:: RAW RECORDS ::

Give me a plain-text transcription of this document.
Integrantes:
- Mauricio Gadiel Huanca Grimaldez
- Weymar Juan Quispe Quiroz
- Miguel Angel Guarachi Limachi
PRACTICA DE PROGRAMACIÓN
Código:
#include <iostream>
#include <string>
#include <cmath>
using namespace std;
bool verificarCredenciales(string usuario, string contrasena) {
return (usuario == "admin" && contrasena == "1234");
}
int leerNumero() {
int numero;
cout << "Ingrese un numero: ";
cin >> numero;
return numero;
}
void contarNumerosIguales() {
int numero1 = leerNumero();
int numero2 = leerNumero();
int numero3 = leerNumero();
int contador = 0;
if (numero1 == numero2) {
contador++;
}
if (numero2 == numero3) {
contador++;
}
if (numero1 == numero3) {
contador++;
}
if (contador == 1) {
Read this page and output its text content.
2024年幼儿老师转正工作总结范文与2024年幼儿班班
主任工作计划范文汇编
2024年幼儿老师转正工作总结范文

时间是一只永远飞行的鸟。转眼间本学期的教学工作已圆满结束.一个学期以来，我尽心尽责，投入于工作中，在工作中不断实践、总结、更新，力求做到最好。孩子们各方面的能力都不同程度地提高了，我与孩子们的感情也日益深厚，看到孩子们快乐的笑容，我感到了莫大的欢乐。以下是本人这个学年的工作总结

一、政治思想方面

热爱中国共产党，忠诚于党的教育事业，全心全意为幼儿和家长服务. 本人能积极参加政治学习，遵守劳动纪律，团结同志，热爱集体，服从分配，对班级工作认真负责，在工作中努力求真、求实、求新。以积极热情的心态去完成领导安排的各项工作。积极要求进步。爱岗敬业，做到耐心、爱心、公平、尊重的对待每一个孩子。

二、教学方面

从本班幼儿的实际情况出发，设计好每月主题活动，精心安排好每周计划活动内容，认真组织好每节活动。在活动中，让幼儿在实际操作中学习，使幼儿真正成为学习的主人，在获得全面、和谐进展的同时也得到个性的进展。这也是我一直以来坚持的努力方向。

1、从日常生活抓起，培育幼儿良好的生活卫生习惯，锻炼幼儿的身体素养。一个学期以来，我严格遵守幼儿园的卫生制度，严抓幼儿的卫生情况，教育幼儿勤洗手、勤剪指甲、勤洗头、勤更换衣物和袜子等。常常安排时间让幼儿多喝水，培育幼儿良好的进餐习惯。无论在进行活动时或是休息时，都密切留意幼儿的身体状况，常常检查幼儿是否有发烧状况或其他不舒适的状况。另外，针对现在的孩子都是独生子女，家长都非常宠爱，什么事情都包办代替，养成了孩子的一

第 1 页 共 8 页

:::

WRITTEN REQUEST.
Write out every record, exactly as written.

FINAL RESULT.
Give me a plain-text transcription of this document.
Integrantes:
- Mauricio Gadiel Huanca Grimaldez
- Weymar Juan Quispe Quiroz
- Miguel Angel Guarachi Limachi
PRACTICA DE PROGRAMACIÓN
Código:
#include <iostream>
#include <string>
#include <cmath>
using namespace std;
bool verificarCredenciales(string usuario, string contrasena) {
return (usuario == "admin" && contrasena == "1234");
}
int leerNumero() {
int numero;
cout << "Ingrese un numero: ";
cin >> numero;
return numero;
}
void contarNumerosIguales() {
int numero1 = leerNumero();
int numero2 = leerNumero();
int numero3 = leerNumero();
int contador = 0;
if (numero1 == numero2) {
contador++;
}
if (numero2 == numero3) {
contador++;
}
if (numero1 == numero3) {
contador++;
}
if (contador == 1) {
Read this page and output its text content.
2024年幼儿老师转正工作总结范文与2024年幼儿班班
主任工作计划范文汇编
2024年幼儿老师转正工作总结范文

时间是一只永远飞行的鸟。转眼间本学期的教学工作已圆满结束.一个学期以来，我尽心尽责，投入于工作中，在工作中不断实践、总结、更新，力求做到最好。孩子们各方面的能力都不同程度地提高了，我与孩子们的感情也日益深厚，看到孩子们快乐的笑容，我感到了莫大的欢乐。以下是本人这个学年的工作总结

一、政治思想方面

热爱中国共产党，忠诚于党的教育事业，全心全意为幼儿和家长服务. 本人能积极参加政治学习，遵守劳动纪律，团结同志，热爱集体，服从分配，对班级工作认真负责，在工作中努力求真、求实、求新。以积极热情的心态去完成领导安排的各项工作。积极要求进步。爱岗敬业，做到耐心、爱心、公平、尊重的对待每一个孩子。

二、教学方面

从本班幼儿的实际情况出发，设计好每月主题活动，精心安排好每周计划活动内容，认真组织好每节活动。在活动中，让幼儿在实际操作中学习，使幼儿真正成为学习的主人，在获得全面、和谐进展的同时也得到个性的进展。这也是我一直以来坚持的努力方向。

1、从日常生活抓起，培育幼儿良好的生活卫生习惯，锻炼幼儿的身体素养。一个学期以来，我严格遵守幼儿园的卫生制度，严抓幼儿的卫生情况，教育幼儿勤洗手、勤剪指甲、勤洗头、勤更换衣物和袜子等。常常安排时间让幼儿多喝水，培育幼儿良好的进餐习惯。无论在进行活动时或是休息时，都密切留意幼儿的身体状况，常常检查幼儿是否有发烧状况或其他不舒适的状况。另外，针对现在的孩子都是独生子女，家长都非常宠爱，什么事情都包办代替，养成了孩子的一

第 1 页 共 8 页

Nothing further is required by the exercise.